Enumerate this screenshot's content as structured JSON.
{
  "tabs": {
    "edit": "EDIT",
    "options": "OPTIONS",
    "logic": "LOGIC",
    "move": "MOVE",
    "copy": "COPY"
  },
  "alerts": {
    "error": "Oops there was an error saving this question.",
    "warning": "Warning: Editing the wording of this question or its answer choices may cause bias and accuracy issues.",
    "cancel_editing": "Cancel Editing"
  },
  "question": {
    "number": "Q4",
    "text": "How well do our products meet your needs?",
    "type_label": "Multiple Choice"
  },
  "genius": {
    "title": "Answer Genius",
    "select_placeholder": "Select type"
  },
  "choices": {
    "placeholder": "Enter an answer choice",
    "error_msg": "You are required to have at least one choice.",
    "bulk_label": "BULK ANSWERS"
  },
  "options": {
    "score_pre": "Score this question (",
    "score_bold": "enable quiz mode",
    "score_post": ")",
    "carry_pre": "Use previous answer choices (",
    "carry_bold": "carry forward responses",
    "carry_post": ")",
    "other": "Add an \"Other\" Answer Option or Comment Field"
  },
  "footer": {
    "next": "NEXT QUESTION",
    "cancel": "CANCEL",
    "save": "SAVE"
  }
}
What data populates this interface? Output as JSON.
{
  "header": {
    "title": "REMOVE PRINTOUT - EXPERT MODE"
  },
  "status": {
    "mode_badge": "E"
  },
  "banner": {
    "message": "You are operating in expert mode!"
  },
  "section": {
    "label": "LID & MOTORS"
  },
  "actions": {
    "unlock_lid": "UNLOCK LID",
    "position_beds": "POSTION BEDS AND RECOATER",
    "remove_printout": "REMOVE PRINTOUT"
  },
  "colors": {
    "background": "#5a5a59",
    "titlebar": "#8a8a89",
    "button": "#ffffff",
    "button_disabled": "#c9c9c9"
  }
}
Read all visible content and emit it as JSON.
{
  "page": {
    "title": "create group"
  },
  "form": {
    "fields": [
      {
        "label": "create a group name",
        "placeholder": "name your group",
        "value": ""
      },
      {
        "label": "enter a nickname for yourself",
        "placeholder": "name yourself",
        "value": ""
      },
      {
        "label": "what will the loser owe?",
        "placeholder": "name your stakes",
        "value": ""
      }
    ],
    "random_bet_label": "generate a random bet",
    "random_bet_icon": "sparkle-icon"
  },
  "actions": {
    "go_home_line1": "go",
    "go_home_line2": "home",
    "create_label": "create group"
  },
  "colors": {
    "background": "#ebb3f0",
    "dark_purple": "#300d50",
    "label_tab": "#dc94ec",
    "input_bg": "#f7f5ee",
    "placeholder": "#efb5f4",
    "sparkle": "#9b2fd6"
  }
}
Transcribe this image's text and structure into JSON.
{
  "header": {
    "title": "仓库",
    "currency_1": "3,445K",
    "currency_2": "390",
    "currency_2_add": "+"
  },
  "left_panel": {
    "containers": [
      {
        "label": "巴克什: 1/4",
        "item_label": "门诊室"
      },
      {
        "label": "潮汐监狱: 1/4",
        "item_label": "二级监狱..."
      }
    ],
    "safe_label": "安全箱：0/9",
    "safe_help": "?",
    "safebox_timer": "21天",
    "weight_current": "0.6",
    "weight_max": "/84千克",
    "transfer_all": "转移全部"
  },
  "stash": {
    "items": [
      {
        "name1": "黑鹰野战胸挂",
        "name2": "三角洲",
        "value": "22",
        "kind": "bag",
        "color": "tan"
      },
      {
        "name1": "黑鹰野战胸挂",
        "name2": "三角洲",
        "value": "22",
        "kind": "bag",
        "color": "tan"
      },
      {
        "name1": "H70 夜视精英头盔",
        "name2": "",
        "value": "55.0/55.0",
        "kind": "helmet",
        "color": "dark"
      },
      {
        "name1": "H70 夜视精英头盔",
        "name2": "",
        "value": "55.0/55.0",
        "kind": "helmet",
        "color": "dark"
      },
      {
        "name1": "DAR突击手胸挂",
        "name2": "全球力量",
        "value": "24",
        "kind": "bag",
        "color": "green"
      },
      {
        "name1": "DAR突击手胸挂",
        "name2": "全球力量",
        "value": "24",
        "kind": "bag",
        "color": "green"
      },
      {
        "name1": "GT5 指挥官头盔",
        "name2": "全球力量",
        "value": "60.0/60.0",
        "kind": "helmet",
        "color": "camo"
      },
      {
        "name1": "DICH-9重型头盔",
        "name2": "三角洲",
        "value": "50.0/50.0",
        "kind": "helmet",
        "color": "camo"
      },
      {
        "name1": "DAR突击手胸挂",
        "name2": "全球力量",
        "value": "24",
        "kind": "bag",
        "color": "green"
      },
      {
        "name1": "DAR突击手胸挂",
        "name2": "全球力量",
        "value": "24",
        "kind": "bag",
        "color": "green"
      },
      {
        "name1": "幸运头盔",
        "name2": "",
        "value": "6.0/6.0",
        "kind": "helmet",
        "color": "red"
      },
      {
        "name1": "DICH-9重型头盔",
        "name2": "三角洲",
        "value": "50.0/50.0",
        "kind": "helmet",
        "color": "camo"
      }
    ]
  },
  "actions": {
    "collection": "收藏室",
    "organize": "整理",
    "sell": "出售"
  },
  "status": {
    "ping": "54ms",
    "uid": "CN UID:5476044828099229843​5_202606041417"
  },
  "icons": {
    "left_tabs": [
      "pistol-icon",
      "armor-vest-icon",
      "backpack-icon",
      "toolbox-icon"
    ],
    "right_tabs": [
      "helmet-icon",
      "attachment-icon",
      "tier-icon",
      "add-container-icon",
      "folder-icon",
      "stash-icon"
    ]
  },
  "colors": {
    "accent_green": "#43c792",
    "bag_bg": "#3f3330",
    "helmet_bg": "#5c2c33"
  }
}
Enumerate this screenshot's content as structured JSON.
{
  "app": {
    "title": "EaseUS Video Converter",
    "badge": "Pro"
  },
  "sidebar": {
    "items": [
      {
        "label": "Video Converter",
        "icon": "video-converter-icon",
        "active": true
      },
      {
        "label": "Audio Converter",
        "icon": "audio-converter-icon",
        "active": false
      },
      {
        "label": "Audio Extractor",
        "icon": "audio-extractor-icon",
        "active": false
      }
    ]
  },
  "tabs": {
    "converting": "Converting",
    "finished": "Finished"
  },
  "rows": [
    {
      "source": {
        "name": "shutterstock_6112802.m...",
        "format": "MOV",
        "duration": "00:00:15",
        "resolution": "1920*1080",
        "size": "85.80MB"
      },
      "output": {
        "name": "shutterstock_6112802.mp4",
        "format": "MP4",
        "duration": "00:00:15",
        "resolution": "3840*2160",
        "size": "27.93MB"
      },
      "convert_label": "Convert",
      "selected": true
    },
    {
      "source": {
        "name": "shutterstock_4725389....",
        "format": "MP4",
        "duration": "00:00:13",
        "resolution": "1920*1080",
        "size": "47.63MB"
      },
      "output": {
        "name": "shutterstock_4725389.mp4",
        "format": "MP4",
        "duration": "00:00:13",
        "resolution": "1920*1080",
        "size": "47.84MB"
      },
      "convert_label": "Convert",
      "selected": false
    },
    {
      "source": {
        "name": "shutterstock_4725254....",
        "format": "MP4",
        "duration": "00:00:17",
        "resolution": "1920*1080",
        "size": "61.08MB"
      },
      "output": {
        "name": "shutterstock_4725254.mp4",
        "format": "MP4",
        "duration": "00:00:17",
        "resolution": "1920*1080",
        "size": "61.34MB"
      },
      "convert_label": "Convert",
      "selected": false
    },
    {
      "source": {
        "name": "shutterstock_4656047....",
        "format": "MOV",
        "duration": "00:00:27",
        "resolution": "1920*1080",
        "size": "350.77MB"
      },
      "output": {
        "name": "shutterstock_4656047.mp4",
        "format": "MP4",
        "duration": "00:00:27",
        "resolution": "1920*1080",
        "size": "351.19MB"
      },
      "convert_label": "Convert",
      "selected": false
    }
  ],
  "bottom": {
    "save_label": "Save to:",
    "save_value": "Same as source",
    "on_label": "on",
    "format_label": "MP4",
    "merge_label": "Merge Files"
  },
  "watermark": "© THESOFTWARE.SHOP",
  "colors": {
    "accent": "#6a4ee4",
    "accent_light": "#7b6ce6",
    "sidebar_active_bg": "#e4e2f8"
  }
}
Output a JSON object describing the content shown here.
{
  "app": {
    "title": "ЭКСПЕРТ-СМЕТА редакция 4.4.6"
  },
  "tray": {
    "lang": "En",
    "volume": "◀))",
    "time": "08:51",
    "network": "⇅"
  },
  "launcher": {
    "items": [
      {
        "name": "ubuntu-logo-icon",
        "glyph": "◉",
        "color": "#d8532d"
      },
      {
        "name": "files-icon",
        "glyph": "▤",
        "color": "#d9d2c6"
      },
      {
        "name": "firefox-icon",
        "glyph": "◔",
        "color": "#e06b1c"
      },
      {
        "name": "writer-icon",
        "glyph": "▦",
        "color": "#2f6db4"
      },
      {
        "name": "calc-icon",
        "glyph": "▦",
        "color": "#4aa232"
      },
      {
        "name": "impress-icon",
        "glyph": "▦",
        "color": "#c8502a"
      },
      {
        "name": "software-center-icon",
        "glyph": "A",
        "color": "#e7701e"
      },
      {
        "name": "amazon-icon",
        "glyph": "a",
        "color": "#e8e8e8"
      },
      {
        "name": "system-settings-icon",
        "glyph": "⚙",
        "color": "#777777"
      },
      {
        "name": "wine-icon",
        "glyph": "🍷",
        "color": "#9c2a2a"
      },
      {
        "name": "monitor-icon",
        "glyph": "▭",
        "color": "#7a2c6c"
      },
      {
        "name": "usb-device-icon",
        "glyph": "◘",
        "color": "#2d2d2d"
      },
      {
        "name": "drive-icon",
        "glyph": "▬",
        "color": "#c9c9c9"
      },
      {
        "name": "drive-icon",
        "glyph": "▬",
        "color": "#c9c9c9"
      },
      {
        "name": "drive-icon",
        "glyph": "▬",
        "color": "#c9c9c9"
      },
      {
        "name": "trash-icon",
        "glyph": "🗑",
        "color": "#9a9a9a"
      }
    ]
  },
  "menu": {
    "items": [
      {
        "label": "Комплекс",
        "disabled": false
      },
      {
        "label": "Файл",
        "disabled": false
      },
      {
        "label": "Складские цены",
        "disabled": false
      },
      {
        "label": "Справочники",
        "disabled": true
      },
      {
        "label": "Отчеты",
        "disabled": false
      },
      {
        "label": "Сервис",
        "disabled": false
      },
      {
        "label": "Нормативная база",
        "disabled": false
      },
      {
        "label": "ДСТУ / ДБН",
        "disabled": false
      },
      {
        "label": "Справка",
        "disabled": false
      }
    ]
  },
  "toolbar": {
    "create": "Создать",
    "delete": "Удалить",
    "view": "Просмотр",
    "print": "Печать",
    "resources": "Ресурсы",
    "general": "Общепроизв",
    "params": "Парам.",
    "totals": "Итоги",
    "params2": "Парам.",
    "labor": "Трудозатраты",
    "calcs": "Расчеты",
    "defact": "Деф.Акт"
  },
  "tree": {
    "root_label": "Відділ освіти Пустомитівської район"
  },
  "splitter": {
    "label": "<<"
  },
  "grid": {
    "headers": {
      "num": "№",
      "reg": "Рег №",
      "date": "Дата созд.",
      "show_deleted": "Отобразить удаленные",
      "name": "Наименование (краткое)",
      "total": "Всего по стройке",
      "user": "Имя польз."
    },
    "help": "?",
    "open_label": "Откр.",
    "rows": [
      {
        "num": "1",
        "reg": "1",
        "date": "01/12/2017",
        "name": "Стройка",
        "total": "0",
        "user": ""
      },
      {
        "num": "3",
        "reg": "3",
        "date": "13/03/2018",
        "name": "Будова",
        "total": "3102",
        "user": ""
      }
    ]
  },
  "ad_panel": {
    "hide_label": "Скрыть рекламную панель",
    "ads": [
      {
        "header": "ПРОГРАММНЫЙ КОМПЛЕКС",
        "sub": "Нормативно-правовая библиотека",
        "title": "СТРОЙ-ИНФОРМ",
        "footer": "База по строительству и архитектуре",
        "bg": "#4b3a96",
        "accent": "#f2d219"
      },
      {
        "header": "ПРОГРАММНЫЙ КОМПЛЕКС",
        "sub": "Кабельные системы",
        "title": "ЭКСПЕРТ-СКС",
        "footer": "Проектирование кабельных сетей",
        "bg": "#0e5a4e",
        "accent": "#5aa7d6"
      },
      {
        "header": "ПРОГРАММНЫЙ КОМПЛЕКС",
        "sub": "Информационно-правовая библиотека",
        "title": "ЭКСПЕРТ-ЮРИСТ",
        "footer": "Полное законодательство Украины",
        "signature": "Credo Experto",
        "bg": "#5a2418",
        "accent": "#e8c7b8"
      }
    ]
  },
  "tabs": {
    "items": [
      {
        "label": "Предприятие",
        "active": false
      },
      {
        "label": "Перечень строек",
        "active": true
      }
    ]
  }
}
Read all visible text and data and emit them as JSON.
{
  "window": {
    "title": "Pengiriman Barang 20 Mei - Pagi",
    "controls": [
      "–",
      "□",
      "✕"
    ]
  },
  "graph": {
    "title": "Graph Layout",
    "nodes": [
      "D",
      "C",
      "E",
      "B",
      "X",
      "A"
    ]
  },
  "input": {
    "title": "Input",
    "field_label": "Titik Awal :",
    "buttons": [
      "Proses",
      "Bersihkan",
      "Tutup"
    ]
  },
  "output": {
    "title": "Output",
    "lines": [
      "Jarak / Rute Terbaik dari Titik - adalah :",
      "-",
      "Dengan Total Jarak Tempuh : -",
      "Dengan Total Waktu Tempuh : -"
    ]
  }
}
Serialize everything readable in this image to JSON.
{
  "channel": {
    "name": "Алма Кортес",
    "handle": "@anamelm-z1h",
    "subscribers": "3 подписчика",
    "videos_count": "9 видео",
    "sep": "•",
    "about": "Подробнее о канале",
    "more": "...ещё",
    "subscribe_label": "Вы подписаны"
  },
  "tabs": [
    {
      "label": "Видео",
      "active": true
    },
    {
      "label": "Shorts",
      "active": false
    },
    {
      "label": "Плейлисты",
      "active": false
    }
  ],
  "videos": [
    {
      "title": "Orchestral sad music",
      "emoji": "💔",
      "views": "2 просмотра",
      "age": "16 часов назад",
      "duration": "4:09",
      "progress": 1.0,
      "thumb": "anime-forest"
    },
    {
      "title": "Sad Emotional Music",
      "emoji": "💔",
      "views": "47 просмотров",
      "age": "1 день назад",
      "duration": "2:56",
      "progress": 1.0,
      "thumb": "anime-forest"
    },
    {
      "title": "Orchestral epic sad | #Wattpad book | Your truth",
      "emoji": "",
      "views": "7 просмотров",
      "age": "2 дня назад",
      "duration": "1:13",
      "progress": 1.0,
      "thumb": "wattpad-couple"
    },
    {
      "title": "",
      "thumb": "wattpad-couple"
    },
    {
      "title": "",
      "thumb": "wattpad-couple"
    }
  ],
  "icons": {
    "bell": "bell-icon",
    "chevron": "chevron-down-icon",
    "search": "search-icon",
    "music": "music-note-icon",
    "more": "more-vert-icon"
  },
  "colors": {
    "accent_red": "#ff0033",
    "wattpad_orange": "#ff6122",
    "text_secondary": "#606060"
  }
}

********

■ **Exercise brief**
Out of the preceding entries, pull every line containing the string "просмотров".

■ **Solution to this exercise**
      "views": "47 просмотров",
      "views": "7 просмотров",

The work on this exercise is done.